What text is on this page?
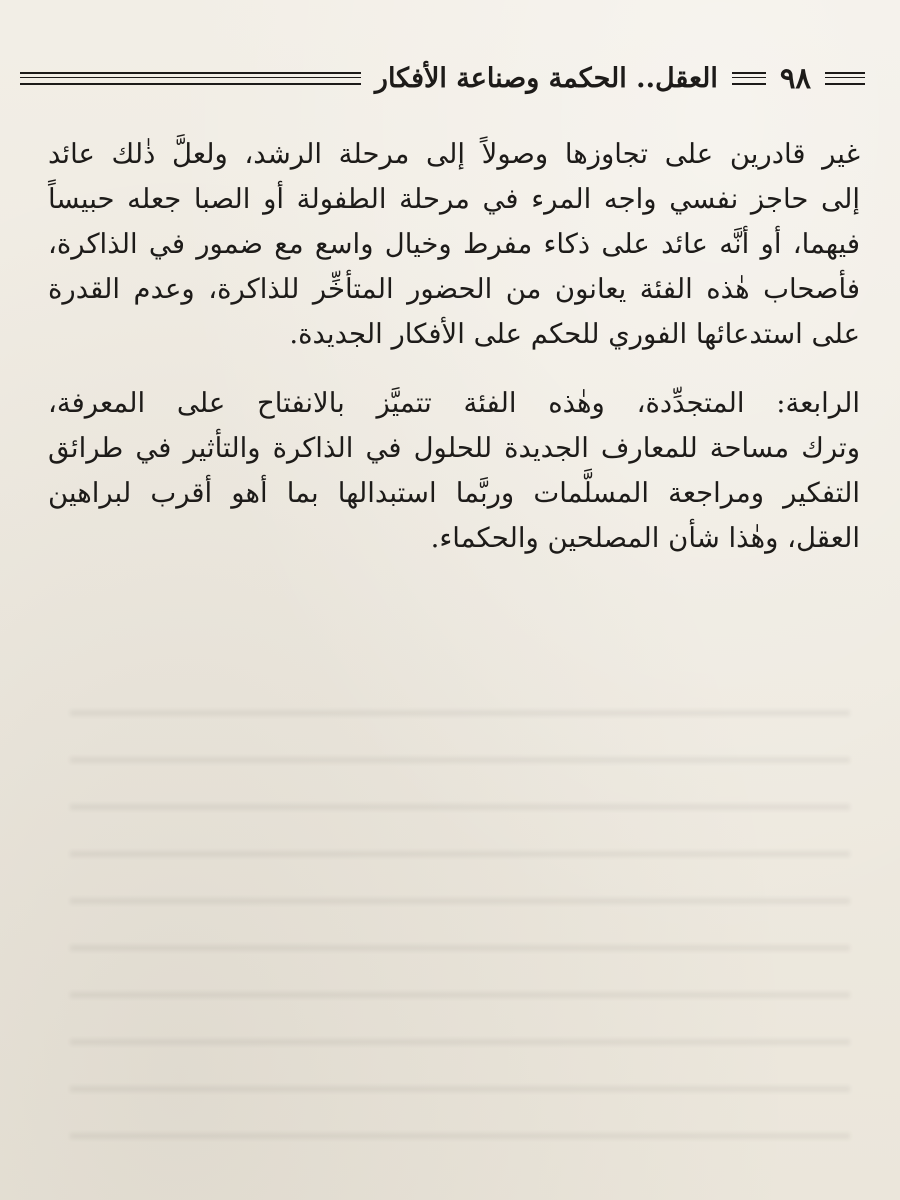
٩٨
العقل.. الحكمة وصناعة الأفكار

غير قادرين على تجاوزها وصولاً إلى مرحلة الرشد، ولعلَّ ذٰلك عائد
إلى حاجز نفسي واجه المرء في مرحلة الطفولة أو الصبا جعله حبيساً
فيهما، أو أنَّه عائد على ذكاء مفرط وخيال واسع مع ضمور في الذاكرة،
فأصحاب هٰذه الفئة يعانون من الحضور المتأخِّر للذاكرة، وعدم القدرة
على استدعائها الفوري للحكم على الأفكار الجديدة.

الرابعة: المتجدِّدة، وهٰذه الفئة تتميَّز بالانفتاح على المعرفة،
وترك مساحة للمعارف الجديدة للحلول في الذاكرة والتأثير في طرائق
التفكير ومراجعة المسلَّمات وربَّما استبدالها بما أهو أقرب لبراهين
العقل، وهٰذا شأن المصلحين والحكماء.
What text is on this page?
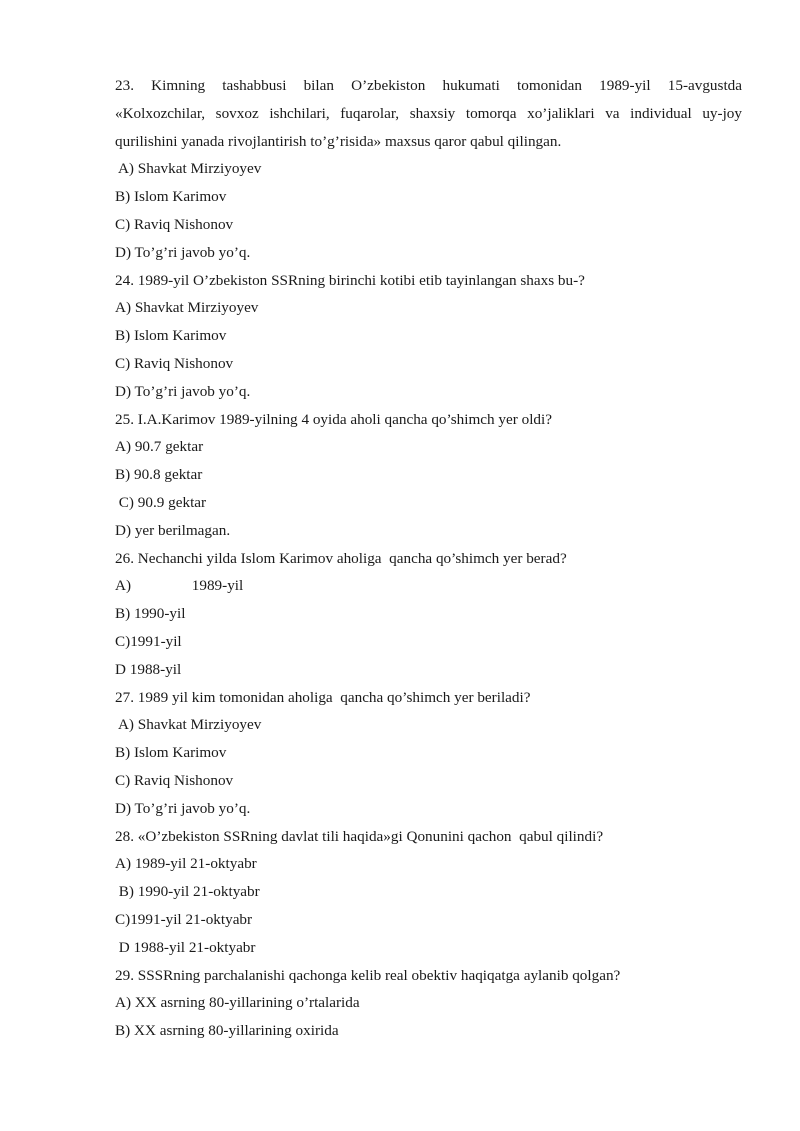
23. Kimning tashabbusi bilan O’zbekiston hukumati tomonidan 1989-yil 15-avgustda
«Kolxozchilar, sovxoz ishchilari, fuqarolar, shaxsiy tomorqa xo’jaliklari va individual uy-joy
qurilishini yanada rivojlantirish to’g’risida» maxsus qaror qabul qilingan.
A) Shavkat Mirziyoyev
B) Islom Karimov
C) Raviq Nishonov
D) To’g’ri javob yo’q.
24. 1989-yil O’zbekiston SSRning birinchi kotibi etib tayinlangan shaxs bu-?
A) Shavkat Mirziyoyev
B) Islom Karimov
C) Raviq Nishonov
D) To’g’ri javob yo’q.
25. I.A.Karimov 1989-yilning 4 oyida aholi qancha qo’shimch yer oldi?
A) 90.7 gektar
B) 90.8 gektar
C) 90.9 gektar
D) yer berilmagan.
26. Nechanchi yilda Islom Karimov aholiga  qancha qo’shimch yer berad?
A)                1989-yil
B) 1990-yil
C)1991-yil
D 1988-yil
27. 1989 yil kim tomonidan aholiga  qancha qo’shimch yer beriladi?
A) Shavkat Mirziyoyev
B) Islom Karimov
C) Raviq Nishonov
D) To’g’ri javob yo’q.
28. «O’zbekiston SSRning davlat tili haqida»gi Qonunini qachon  qabul qilindi?
A) 1989-yil 21-oktyabr
B) 1990-yil 21-oktyabr
C)1991-yil 21-oktyabr
D 1988-yil 21-oktyabr
29. SSSRning parchalanishi qachonga kelib real obektiv haqiqatga aylanib qolgan?
A) XX asrning 80-yillarining o’rtalarida
B) XX asrning 80-yillarining oxirida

★ ★ ★ ★ ★

§ **THE REQUEST**: Copy the material exactly. Do not include the pictures.

§ **OUTPUT BELOW**:
What text is on this page?
٩٨
العقل.. الحكمة وصناعة الأفكار

غير قادرين على تجاوزها وصولاً إلى مرحلة الرشد، ولعلَّ ذٰلك عائد
إلى حاجز نفسي واجه المرء في مرحلة الطفولة أو الصبا جعله حبيساً
فيهما، أو أنَّه عائد على ذكاء مفرط وخيال واسع مع ضمور في الذاكرة،
فأصحاب هٰذه الفئة يعانون من الحضور المتأخِّر للذاكرة، وعدم القدرة
على استدعائها الفوري للحكم على الأفكار الجديدة.

الرابعة: المتجدِّدة، وهٰذه الفئة تتميَّز بالانفتاح على المعرفة،
وترك مساحة للمعارف الجديدة للحلول في الذاكرة والتأثير في طرائق
التفكير ومراجعة المسلَّمات وربَّما استبدالها بما أهو أقرب لبراهين
العقل، وهٰذا شأن المصلحين والحكماء.
What text is on this page?
23. Kimning tashabbusi bilan O’zbekiston hukumati tomonidan 1989-yil 15-avgustda
«Kolxozchilar, sovxoz ishchilari, fuqarolar, shaxsiy tomorqa xo’jaliklari va individual uy-joy
qurilishini yanada rivojlantirish to’g’risida» maxsus qaror qabul qilingan.
A) Shavkat Mirziyoyev
B) Islom Karimov
C) Raviq Nishonov
D) To’g’ri javob yo’q.
24. 1989-yil O’zbekiston SSRning birinchi kotibi etib tayinlangan shaxs bu-?
A) Shavkat Mirziyoyev
B) Islom Karimov
C) Raviq Nishonov
D) To’g’ri javob yo’q.
25. I.A.Karimov 1989-yilning 4 oyida aholi qancha qo’shimch yer oldi?
A) 90.7 gektar
B) 90.8 gektar
C) 90.9 gektar
D) yer berilmagan.
26. Nechanchi yilda Islom Karimov aholiga  qancha qo’shimch yer berad?
A)                1989-yil
B) 1990-yil
C)1991-yil
D 1988-yil
27. 1989 yil kim tomonidan aholiga  qancha qo’shimch yer beriladi?
A) Shavkat Mirziyoyev
B) Islom Karimov
C) Raviq Nishonov
D) To’g’ri javob yo’q.
28. «O’zbekiston SSRning davlat tili haqida»gi Qonunini qachon  qabul qilindi?
A) 1989-yil 21-oktyabr
B) 1990-yil 21-oktyabr
C)1991-yil 21-oktyabr
D 1988-yil 21-oktyabr
29. SSSRning parchalanishi qachonga kelib real obektiv haqiqatga aylanib qolgan?
A) XX asrning 80-yillarining o’rtalarida
B) XX asrning 80-yillarining oxirida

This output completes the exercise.